Task directions => Extract each line of the data below exactly as written.

Records provided =>
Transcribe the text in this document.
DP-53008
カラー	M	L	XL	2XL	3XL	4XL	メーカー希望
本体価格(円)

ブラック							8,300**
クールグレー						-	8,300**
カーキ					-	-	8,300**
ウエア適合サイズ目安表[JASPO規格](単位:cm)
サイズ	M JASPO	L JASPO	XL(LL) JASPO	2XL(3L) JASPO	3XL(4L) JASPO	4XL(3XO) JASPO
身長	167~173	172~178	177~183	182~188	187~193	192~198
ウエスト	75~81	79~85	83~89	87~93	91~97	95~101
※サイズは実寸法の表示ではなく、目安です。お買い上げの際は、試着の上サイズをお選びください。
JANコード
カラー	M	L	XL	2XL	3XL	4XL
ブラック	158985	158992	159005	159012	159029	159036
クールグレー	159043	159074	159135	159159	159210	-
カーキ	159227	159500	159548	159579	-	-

Correct result =>
Transcribe the text in this document.
DP-53008
カラー	M	L	XL	2XL	3XL	4XL	メーカー希望
本体価格(円)

ブラック							8,300**
クールグレー						-	8,300**
カーキ					-	-	8,300**
ウエア適合サイズ目安表[JASPO規格](単位:cm)
サイズ	M JASPO	L JASPO	XL(LL) JASPO	2XL(3L) JASPO	3XL(4L) JASPO	4XL(3XO) JASPO
身長	167~173	172~178	177~183	182~188	187~193	192~198
ウエスト	75~81	79~85	83~89	87~93	91~97	95~101
※サイズは実寸法の表示ではなく、目安です。お買い上げの際は、試着の上サイズをお選びください。
JANコード
カラー	M	L	XL	2XL	3XL	4XL
ブラック	158985	158992	159005	159012	159029	159036
クールグレー	159043	159074	159135	159159	159210	-
カーキ	159227	159500	159548	159579	-	-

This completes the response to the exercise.